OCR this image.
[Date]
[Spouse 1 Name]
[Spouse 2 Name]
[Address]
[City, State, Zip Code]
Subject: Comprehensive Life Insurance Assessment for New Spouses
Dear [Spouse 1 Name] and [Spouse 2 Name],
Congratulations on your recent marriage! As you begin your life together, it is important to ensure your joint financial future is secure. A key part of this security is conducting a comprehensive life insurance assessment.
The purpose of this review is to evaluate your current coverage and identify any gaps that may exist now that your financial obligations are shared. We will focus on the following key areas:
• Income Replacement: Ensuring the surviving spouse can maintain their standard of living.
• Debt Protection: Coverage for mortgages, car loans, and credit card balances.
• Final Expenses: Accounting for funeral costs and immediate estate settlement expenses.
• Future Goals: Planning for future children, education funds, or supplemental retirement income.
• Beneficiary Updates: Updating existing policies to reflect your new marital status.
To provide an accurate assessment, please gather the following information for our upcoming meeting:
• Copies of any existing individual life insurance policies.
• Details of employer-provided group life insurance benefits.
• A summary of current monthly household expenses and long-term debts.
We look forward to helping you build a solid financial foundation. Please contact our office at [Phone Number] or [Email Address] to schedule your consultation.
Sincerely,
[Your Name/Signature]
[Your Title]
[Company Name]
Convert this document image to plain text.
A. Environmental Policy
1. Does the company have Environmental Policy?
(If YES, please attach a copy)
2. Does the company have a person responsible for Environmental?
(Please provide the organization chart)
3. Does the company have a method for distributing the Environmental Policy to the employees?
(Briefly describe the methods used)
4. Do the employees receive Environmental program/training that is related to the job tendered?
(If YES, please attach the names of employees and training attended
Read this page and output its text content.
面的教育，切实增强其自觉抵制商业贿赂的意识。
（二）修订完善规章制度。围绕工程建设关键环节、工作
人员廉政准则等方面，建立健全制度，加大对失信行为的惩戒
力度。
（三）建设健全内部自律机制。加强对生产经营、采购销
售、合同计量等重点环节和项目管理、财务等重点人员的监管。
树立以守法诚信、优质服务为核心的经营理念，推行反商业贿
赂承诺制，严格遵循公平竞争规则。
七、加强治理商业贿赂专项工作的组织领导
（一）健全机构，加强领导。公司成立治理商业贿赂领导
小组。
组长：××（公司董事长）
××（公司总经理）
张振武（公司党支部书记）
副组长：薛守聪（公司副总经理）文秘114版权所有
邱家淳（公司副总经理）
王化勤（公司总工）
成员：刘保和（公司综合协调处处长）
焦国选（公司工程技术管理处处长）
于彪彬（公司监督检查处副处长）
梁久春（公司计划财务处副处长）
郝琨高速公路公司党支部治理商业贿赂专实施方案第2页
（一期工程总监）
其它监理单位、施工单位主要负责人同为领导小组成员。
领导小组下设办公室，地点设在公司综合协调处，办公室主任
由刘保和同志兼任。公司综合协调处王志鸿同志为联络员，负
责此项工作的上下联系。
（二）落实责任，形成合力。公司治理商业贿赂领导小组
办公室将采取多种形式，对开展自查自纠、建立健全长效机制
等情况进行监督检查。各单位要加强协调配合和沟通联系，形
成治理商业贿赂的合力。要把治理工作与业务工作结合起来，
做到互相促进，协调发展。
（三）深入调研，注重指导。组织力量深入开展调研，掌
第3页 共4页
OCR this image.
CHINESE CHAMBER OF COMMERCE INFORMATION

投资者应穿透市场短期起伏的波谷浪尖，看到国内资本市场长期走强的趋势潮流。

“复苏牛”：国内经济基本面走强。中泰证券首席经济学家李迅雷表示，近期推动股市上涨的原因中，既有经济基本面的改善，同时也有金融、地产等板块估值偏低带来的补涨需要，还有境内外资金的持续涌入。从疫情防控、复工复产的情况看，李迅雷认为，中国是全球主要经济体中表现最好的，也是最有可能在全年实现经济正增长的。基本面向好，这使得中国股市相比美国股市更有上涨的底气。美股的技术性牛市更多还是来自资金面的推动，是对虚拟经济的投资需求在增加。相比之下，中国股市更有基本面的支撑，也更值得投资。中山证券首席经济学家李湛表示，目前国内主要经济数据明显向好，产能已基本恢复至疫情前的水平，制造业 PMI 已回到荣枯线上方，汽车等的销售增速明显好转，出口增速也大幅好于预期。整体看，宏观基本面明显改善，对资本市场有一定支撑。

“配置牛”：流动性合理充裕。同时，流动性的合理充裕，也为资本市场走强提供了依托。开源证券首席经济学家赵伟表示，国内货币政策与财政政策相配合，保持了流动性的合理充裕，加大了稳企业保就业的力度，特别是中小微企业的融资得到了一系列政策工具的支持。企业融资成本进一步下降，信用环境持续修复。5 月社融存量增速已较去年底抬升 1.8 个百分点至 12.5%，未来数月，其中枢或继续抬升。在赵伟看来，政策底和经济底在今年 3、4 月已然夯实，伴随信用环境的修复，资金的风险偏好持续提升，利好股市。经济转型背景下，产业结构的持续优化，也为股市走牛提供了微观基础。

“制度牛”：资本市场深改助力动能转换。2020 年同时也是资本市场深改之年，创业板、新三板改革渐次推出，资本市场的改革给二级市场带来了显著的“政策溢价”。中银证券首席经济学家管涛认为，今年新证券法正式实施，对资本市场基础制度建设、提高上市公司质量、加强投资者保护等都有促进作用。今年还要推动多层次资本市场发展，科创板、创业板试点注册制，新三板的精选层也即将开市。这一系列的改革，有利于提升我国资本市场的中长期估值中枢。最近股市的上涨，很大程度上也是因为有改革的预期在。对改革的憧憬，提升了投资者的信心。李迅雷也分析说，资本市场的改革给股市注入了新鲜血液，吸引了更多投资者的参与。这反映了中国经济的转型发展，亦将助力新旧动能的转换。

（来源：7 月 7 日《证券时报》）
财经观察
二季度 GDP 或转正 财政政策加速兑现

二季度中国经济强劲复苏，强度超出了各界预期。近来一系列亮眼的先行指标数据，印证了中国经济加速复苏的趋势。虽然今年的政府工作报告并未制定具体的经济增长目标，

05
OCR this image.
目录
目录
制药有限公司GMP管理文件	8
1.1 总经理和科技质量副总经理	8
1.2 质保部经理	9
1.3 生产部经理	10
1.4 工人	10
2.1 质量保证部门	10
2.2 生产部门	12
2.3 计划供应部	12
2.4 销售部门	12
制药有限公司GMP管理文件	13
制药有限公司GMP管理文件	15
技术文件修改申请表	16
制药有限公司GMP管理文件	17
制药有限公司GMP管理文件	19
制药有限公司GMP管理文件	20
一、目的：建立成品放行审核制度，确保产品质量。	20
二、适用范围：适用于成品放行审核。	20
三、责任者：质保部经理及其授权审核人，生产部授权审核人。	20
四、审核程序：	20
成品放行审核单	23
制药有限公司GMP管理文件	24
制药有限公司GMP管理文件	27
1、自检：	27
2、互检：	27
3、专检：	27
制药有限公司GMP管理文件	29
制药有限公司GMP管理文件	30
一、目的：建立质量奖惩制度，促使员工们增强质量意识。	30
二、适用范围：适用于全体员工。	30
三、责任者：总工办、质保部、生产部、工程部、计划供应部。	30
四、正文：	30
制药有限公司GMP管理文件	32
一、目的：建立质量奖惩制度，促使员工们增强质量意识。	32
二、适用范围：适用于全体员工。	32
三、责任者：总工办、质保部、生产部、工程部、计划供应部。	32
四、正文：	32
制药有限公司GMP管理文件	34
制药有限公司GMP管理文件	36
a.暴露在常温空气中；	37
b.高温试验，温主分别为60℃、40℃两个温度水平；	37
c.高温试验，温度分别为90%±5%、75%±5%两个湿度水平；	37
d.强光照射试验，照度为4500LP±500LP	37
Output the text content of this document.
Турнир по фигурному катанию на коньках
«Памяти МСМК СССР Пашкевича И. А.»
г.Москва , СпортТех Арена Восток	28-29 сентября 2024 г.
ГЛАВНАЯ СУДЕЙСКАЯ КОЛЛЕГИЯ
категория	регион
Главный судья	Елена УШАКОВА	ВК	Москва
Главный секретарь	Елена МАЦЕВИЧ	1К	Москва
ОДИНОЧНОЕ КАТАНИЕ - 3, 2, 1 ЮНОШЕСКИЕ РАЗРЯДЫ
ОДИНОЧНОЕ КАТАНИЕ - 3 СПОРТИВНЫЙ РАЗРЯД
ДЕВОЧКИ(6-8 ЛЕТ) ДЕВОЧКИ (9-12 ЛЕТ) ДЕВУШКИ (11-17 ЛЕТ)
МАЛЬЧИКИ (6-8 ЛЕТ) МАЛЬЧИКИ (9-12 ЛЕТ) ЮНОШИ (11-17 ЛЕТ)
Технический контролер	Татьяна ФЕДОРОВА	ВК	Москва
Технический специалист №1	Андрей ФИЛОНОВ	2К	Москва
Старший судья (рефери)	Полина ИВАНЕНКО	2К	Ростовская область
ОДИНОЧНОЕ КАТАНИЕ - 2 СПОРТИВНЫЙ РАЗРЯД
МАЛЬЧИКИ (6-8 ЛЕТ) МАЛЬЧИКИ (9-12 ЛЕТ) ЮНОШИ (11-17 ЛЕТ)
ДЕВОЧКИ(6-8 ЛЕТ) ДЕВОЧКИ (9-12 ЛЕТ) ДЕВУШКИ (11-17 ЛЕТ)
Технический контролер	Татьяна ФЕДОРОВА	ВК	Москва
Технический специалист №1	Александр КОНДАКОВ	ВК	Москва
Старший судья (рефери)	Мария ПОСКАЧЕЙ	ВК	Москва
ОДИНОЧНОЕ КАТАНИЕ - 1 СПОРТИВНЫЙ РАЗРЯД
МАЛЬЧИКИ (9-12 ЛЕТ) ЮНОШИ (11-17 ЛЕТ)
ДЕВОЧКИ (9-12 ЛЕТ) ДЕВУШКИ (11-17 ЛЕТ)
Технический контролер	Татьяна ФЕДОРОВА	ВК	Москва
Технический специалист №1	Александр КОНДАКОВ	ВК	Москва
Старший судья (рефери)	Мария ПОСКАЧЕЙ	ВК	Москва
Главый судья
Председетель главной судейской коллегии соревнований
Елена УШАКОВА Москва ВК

★ ★ ★ ★ ★

▶ _Instruction_:
Which lines hold the string "Policy"? Copy all of them from the data above.

▶ _Final result_:
A. Environmental Policy
1. Does the company have Environmental Policy?
3. Does the company have a method for distributing the Environmental Policy to the employees?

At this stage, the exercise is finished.